■ **Exercise instructions**: Extract the lines that carry the string "Private" from the listing.

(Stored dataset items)
■ ■ ■ ■

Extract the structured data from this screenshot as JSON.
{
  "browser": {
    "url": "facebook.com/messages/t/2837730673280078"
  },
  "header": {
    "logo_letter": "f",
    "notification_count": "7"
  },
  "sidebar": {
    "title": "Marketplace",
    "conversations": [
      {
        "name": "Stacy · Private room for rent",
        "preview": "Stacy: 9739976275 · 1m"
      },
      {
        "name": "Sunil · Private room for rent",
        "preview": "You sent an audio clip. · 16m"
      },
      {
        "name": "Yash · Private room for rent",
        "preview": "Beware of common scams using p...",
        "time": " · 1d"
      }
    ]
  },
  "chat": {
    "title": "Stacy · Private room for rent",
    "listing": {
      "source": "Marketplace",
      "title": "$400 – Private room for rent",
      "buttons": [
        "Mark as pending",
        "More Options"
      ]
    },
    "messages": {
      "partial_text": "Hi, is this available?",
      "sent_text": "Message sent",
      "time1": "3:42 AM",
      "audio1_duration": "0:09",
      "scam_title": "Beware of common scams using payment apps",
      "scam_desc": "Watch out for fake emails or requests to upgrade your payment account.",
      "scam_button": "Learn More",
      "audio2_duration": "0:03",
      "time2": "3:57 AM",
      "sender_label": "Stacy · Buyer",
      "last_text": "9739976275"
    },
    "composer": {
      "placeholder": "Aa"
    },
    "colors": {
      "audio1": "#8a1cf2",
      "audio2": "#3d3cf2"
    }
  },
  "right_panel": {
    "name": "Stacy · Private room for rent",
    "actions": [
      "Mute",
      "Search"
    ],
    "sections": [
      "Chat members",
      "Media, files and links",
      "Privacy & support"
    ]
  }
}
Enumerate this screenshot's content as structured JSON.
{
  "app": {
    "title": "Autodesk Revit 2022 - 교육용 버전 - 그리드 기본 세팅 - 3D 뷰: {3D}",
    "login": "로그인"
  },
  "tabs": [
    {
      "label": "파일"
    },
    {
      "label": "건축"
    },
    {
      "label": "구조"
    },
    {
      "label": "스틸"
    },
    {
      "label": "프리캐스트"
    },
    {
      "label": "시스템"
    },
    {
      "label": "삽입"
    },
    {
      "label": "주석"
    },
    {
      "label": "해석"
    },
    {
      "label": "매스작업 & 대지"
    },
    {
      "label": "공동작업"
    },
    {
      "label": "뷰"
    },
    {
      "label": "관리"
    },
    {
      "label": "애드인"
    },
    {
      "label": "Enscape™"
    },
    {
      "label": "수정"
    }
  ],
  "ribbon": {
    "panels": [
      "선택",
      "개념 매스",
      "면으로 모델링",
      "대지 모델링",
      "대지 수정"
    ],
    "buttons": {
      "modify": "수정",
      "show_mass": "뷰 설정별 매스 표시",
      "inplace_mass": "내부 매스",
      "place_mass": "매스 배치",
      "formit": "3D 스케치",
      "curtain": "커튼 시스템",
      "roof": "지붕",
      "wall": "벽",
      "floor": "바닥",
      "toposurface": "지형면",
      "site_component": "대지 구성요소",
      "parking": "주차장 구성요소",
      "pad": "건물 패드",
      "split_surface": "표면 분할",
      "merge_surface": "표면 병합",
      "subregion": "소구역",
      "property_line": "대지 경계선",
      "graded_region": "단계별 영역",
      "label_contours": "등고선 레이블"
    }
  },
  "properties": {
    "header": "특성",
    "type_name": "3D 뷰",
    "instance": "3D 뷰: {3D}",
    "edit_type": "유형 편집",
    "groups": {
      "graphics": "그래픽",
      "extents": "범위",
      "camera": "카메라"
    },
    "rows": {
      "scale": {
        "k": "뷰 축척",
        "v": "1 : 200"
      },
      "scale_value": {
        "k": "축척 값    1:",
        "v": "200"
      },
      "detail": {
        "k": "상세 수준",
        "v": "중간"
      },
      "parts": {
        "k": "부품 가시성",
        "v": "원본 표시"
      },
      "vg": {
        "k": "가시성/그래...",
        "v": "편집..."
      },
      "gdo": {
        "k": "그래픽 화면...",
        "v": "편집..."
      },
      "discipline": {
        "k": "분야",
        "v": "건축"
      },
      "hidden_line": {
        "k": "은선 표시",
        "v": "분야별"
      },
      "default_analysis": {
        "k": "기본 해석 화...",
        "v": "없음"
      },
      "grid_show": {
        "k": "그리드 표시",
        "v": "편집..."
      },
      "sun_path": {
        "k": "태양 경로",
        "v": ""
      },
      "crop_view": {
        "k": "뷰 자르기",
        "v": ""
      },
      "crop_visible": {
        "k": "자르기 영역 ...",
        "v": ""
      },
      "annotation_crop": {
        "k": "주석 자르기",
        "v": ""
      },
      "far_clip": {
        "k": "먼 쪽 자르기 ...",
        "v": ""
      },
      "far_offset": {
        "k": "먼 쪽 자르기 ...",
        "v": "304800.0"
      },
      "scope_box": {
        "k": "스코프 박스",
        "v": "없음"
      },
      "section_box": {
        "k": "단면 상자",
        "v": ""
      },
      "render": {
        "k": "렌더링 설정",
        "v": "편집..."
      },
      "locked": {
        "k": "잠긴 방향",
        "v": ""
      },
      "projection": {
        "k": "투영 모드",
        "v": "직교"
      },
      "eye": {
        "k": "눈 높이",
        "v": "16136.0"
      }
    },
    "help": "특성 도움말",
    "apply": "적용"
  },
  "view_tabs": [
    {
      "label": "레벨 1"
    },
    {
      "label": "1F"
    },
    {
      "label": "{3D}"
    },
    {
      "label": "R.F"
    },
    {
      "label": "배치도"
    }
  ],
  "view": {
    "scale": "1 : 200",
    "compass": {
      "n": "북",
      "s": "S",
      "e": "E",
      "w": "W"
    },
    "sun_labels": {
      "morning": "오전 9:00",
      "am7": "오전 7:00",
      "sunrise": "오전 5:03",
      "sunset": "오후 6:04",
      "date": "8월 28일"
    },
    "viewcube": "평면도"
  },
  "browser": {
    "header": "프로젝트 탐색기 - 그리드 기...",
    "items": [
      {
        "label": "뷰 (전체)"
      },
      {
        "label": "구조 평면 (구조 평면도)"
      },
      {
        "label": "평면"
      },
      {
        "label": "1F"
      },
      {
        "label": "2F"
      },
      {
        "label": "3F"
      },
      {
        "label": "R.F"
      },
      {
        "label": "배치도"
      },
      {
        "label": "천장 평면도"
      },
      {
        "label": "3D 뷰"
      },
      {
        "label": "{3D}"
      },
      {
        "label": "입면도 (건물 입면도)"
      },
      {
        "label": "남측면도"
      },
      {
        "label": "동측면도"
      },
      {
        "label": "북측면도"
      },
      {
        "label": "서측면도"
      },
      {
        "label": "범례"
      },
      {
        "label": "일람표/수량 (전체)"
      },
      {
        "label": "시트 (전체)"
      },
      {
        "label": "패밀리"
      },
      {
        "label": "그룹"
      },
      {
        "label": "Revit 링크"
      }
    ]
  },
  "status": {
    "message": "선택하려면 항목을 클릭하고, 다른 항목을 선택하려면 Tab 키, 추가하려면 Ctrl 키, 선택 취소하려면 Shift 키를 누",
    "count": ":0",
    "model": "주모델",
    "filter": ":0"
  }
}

■ ■ ■ ■

■ **Solution to the problem**:
        "name": "Stacy · Private room for rent",
        "name": "Sunil · Private room for rent",
        "name": "Yash · Private room for rent",
    "title": "Stacy · Private room for rent",
      "title": "$400 – Private room for rent",
    "name": "Stacy · Private room for rent",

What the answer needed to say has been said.